**WHAT TO WORK ON**
Search the material below for the string "this" and list each line that holds it.

[Source records]
* Start *
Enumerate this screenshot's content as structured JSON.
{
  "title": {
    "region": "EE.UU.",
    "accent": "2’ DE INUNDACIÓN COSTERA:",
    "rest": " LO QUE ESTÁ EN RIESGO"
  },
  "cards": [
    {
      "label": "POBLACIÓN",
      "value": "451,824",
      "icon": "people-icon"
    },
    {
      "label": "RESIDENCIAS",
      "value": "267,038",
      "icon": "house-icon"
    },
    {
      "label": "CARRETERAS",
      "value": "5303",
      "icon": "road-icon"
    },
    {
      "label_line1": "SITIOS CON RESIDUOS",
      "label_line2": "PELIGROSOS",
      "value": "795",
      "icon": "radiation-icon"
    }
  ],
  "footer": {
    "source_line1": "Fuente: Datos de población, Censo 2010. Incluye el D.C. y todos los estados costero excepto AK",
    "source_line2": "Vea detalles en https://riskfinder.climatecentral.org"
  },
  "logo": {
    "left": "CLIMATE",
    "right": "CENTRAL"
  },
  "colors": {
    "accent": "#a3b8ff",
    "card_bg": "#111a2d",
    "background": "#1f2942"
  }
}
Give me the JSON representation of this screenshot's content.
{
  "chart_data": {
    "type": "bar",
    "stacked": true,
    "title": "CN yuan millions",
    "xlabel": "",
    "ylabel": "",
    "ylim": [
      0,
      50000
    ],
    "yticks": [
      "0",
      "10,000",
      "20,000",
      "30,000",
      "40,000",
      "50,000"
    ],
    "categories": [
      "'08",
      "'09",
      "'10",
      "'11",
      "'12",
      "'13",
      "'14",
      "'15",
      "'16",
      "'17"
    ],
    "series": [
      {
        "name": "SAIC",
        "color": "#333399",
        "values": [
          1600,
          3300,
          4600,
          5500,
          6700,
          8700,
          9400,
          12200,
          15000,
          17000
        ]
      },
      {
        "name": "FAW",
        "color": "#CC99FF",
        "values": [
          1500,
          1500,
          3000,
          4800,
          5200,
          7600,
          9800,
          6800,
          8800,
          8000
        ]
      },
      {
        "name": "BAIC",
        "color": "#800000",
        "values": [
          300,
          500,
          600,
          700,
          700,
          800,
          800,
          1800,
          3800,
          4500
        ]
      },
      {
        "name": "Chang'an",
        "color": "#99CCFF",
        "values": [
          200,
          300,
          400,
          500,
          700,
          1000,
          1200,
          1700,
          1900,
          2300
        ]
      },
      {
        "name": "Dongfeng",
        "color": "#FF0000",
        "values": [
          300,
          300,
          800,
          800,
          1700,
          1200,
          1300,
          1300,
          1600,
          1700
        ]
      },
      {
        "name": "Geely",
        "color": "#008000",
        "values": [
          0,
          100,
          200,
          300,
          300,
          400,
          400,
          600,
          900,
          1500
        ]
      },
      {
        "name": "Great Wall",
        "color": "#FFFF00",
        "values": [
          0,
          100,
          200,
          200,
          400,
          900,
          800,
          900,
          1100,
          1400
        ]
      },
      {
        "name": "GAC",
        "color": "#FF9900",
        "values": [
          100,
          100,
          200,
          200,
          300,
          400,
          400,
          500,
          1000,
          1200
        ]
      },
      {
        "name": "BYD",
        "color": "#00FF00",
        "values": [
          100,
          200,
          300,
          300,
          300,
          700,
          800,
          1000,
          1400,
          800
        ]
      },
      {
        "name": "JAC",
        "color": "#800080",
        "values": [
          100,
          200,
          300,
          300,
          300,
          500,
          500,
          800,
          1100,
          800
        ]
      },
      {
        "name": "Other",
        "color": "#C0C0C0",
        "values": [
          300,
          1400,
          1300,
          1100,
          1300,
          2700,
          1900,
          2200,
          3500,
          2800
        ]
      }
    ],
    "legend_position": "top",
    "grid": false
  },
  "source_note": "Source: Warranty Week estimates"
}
* End *
**TASK OUTPUT**
Enumerate this screenshot's content as structured JSON.
Give me the JSON representation of this screenshot's content.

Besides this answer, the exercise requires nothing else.